Records from a collection:
__________
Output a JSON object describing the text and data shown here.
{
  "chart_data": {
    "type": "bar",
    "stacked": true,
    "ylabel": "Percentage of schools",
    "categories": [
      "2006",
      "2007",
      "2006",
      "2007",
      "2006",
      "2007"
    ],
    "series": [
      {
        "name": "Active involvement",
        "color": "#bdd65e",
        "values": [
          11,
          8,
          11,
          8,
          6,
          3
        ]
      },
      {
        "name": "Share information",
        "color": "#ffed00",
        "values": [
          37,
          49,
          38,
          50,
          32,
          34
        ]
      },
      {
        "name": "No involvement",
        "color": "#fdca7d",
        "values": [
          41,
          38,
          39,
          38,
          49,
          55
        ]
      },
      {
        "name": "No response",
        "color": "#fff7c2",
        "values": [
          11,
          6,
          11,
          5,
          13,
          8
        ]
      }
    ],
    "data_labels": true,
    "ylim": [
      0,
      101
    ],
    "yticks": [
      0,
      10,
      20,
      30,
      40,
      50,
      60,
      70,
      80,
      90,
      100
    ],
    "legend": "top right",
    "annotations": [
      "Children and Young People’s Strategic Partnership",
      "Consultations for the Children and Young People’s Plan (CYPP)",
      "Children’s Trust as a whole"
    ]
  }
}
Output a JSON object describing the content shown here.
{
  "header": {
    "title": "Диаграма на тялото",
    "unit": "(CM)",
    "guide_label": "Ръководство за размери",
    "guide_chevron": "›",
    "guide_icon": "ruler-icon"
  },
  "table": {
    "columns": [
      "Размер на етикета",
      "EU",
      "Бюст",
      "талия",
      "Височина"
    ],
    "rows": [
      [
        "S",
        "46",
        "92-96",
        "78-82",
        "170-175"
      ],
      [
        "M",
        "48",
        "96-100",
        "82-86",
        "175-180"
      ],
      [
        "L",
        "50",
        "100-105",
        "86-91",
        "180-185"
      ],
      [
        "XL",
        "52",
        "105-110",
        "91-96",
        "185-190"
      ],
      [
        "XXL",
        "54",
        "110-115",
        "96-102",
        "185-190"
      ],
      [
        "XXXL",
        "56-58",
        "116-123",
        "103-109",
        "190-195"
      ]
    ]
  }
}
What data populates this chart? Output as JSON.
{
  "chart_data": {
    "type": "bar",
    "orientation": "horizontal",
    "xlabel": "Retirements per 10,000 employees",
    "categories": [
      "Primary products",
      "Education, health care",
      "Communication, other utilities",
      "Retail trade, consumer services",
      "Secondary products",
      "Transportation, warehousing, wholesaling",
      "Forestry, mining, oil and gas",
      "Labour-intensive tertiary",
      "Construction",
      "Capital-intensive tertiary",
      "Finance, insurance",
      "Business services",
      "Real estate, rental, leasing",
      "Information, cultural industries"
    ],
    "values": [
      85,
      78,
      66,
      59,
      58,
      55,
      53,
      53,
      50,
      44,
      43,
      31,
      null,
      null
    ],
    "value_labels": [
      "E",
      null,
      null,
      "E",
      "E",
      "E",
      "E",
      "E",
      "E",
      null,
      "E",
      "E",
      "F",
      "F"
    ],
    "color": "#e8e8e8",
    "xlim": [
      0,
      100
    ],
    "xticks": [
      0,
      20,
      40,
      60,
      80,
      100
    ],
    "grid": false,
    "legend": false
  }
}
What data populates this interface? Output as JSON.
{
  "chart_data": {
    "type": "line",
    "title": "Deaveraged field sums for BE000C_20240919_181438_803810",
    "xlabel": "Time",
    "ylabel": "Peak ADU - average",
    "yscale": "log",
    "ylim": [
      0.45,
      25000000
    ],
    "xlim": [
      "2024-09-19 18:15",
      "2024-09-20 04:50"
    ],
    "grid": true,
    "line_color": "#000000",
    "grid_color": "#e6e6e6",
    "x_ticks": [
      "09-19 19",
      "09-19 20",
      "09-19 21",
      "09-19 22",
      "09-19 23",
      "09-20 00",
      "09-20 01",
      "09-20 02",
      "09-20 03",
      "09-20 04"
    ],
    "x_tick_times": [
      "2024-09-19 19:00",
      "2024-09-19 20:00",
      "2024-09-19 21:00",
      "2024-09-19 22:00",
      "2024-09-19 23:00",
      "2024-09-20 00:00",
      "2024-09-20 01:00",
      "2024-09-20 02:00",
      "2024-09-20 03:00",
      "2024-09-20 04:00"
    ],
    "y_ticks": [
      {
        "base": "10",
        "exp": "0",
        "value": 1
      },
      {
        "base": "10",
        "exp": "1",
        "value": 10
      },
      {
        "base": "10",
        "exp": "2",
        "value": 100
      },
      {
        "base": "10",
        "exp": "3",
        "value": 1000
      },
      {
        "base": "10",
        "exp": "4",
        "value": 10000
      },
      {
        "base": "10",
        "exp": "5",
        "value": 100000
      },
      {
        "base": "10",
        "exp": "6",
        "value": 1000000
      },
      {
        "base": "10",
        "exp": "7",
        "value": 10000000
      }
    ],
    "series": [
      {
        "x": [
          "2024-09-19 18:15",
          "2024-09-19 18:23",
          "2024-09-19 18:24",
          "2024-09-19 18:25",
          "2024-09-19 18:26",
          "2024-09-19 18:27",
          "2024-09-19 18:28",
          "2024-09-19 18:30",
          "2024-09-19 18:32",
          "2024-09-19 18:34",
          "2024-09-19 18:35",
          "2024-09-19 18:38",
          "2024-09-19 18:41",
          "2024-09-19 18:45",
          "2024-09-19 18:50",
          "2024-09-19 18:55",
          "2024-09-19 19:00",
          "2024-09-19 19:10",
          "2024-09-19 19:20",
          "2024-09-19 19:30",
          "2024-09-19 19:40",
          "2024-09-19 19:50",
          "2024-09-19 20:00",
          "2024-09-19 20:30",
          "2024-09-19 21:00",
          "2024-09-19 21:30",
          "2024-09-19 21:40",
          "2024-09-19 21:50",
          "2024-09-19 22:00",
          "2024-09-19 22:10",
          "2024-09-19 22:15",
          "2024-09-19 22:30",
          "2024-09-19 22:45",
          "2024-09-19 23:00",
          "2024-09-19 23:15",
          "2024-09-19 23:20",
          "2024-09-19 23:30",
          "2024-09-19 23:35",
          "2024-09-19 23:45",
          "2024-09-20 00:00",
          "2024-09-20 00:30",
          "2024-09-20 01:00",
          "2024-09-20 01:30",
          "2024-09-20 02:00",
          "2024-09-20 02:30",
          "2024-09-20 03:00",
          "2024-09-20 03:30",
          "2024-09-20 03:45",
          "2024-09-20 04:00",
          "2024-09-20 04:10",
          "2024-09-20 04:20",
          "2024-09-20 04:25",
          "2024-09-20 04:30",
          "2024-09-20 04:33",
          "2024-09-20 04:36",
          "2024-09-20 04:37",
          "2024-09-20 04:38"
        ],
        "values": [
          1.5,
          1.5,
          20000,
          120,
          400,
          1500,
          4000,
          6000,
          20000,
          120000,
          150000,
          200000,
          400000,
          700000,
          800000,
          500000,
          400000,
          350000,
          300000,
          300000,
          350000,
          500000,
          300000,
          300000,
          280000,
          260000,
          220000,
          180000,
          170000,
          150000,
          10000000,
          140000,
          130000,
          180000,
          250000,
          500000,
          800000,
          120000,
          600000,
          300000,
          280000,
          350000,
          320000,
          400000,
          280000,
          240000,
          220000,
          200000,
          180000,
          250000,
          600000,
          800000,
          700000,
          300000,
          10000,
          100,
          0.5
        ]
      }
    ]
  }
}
__________
**JOB**: Collect the lines of the data that carry the word "this".

**EXERCISE OUTPUT**:
What data populates this chart? Output as JSON.
What data populates this interface? Output as JSON.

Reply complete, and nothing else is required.